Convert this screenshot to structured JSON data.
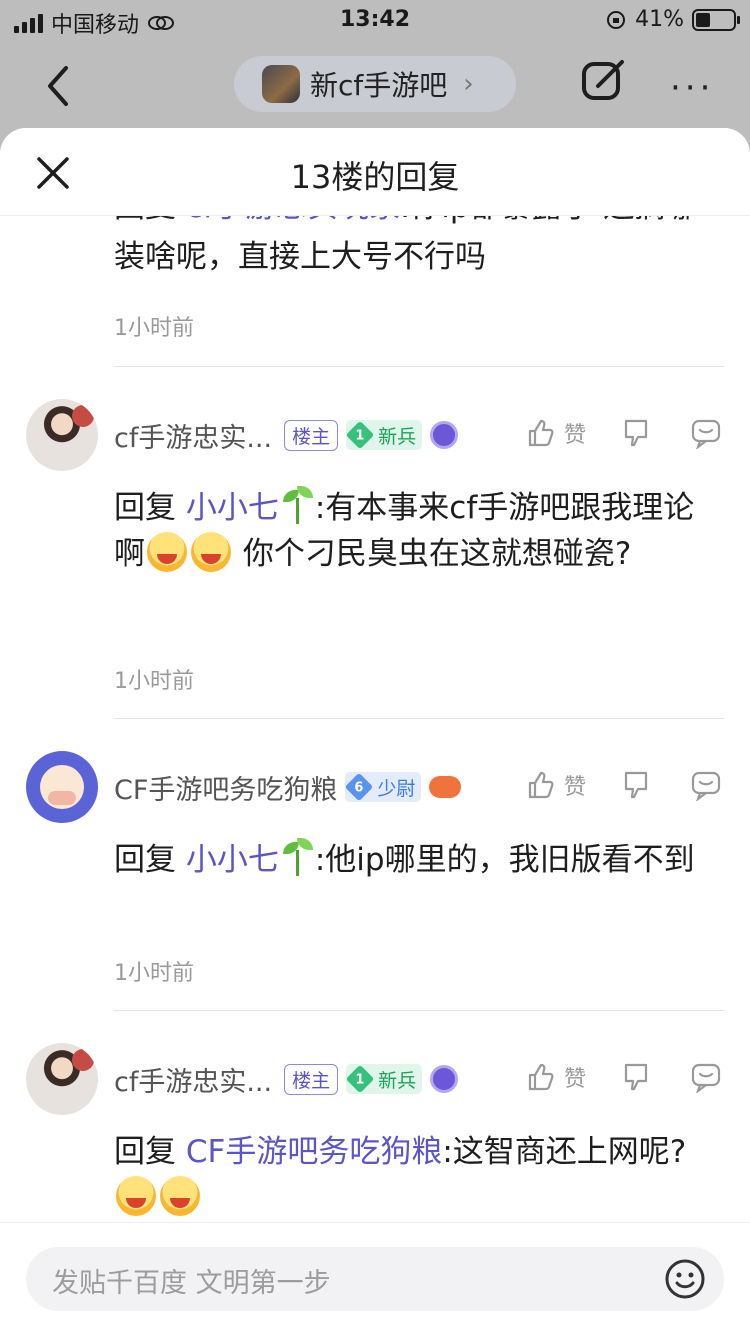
{
  "status": {
    "carrier": "中国移动",
    "time": "13:42",
    "battery": "41%"
  },
  "nav": {
    "forum_name": "新cf手游吧",
    "chevron": "›",
    "more": "···"
  },
  "sheet": {
    "title": "13楼的回复"
  },
  "partial": {
    "prefix": "回复 ",
    "mention": "cf手游忠实玩家",
    "text": ":你ip都暴露了 还搁哪装啥呢，直接上大号不行吗",
    "time": "1小时前"
  },
  "comments": [
    {
      "username": "cf手游忠实...",
      "owner_badge": "楼主",
      "level_num": "1",
      "level_name": "新兵",
      "like_label": "赞",
      "reply_prefix": "回复 ",
      "mention": "小小七",
      "text_a": ":有本事来cf手游吧跟我理论啊",
      "text_b": " 你个刁民臭虫在这就想碰瓷?",
      "time": "1小时前"
    },
    {
      "username": "CF手游吧务吃狗粮",
      "level_num": "6",
      "level_name": "少尉",
      "like_label": "赞",
      "reply_prefix": "回复 ",
      "mention": "小小七",
      "text": ":他ip哪里的，我旧版看不到",
      "time": "1小时前"
    },
    {
      "username": "cf手游忠实...",
      "owner_badge": "楼主",
      "level_num": "1",
      "level_name": "新兵",
      "like_label": "赞",
      "reply_prefix": "回复 ",
      "mention": "CF手游吧务吃狗粮",
      "text": ":这智商还上网呢?"
    }
  ],
  "input": {
    "placeholder": "发贴千百度 文明第一步"
  },
  "colors": {
    "accent": "#5b55c8",
    "meta_gray": "#9a9a9a",
    "green_level": "#19a45a",
    "blue_level": "#3f7be0"
  },
  "icons": [
    "signal-icon",
    "hd-icon",
    "orientation-lock-icon",
    "battery-icon",
    "back-icon",
    "edit-icon",
    "more-icon",
    "close-icon",
    "like-icon",
    "dislike-icon",
    "reply-icon",
    "smile-icon"
  ]
}
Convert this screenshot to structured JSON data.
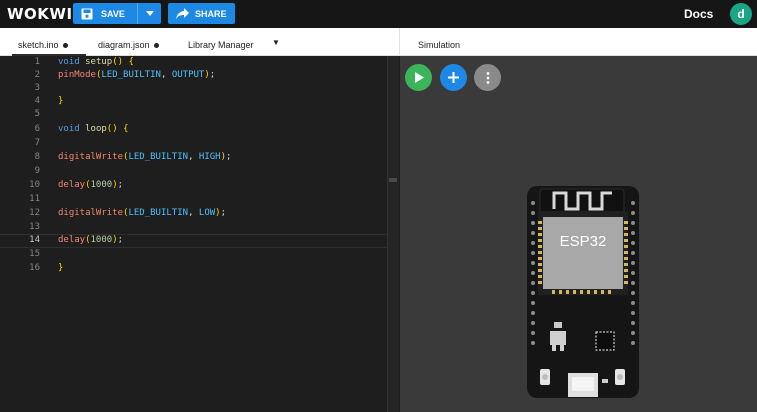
{
  "app": {
    "logo": "WOKWI",
    "save_label": "SAVE",
    "share_label": "SHARE",
    "docs_label": "Docs",
    "avatar_letter": "d"
  },
  "tabs": [
    {
      "label": "sketch.ino",
      "active": true
    },
    {
      "label": "diagram.json",
      "active": false
    },
    {
      "label": "Library Manager",
      "active": false
    }
  ],
  "simulation": {
    "title": "Simulation",
    "board_label": "ESP32"
  },
  "editor": {
    "current_line": 14,
    "line_numbers": [
      "1",
      "2",
      "3",
      "4",
      "5",
      "6",
      "7",
      "8",
      "9",
      "10",
      "11",
      "12",
      "13",
      "14",
      "15",
      "16"
    ]
  },
  "colors": {
    "accent": "#1e88e5",
    "play": "#3cb45a",
    "add": "#1e88e5",
    "more": "#8a8a8a",
    "avatar": "#1aa586"
  }
}
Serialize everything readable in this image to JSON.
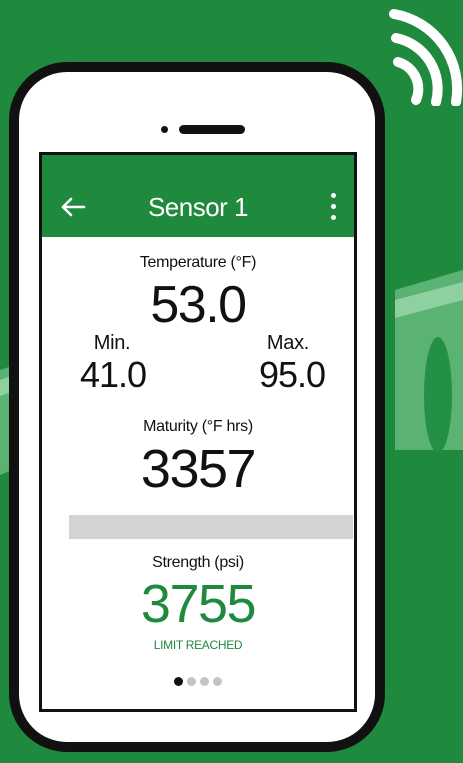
{
  "app_bar": {
    "title": "Sensor 1"
  },
  "temperature": {
    "label": "Temperature (°F)",
    "value": "53.0",
    "min_label": "Min.",
    "min_value": "41.0",
    "max_label": "Max.",
    "max_value": "95.0"
  },
  "maturity": {
    "label": "Maturity (°F hrs)",
    "value": "3357"
  },
  "progress": {
    "fraction": 0
  },
  "strength": {
    "label": "Strength (psi)",
    "value": "3755",
    "status": "LIMIT REACHED"
  },
  "pager": {
    "count": 4,
    "active_index": 0
  },
  "icons": {
    "back": "arrow-left-icon",
    "menu": "more-vertical-icon",
    "signal": "wifi-signal-icon"
  },
  "colors": {
    "brand_green": "#1f8a3e",
    "text_dark": "#111111",
    "track_gray": "#d3d3d3"
  }
}
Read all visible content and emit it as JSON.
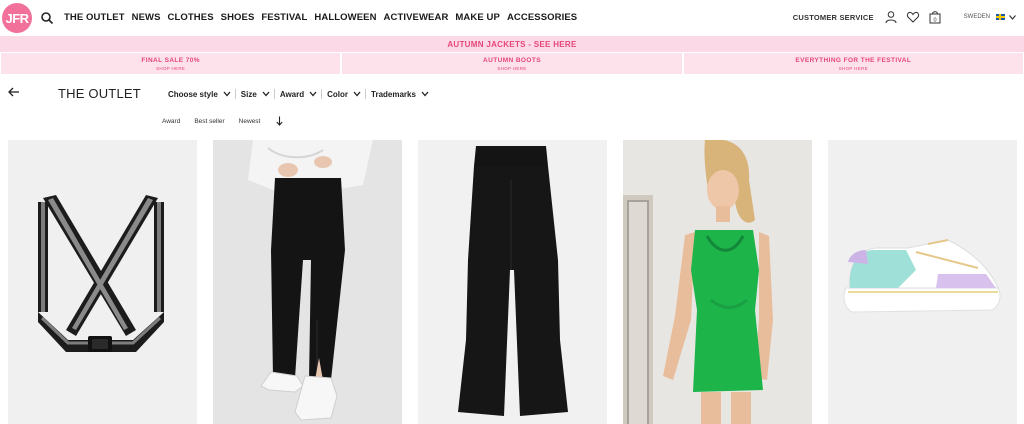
{
  "header": {
    "logo_text": "JFR",
    "nav": [
      "THE OUTLET",
      "NEWS",
      "CLOTHES",
      "SHOES",
      "FESTIVAL",
      "HALLOWEEN",
      "ACTIVEWEAR",
      "MAKE UP",
      "ACCESSORIES"
    ],
    "customer_service": "CUSTOMER SERVICE",
    "cart_count": "0",
    "region": "SWEDEN"
  },
  "promo": {
    "main": "AUTUMN JACKETS - SEE HERE",
    "cells": [
      {
        "title": "FINAL SALE 70%",
        "sub": "SHOP HERE"
      },
      {
        "title": "AUTUMN BOOTS",
        "sub": "SHOP HERE"
      },
      {
        "title": "EVERYTHING FOR THE FESTIVAL",
        "sub": "SHOP HERE"
      }
    ]
  },
  "page": {
    "title": "THE OUTLET",
    "filters": [
      "Choose style",
      "Size",
      "Award",
      "Color",
      "Trademarks"
    ],
    "sorts": [
      "Award",
      "Best seller",
      "Newest"
    ]
  },
  "products": [
    {
      "name": "reflective-harness",
      "bg": "#efefef"
    },
    {
      "name": "black-split-trousers",
      "bg": "#e6e6e6"
    },
    {
      "name": "black-flared-trousers",
      "bg": "#efefef"
    },
    {
      "name": "green-satin-dress",
      "bg": "#e9e7e4"
    },
    {
      "name": "pastel-sneaker",
      "bg": "#efefef"
    }
  ],
  "colors": {
    "brand": "#f2719b",
    "promo_text": "#e5467a",
    "promo_bg": "#fcd9e6"
  }
}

━━━━━━━━━━━━━━━━━━━━

WRITTEN PROBLEM
Copy out every line from the records that has the word "signal".

FULL RESPONSE
    "signal-icon",
    "signal": "wifi-signal-icon"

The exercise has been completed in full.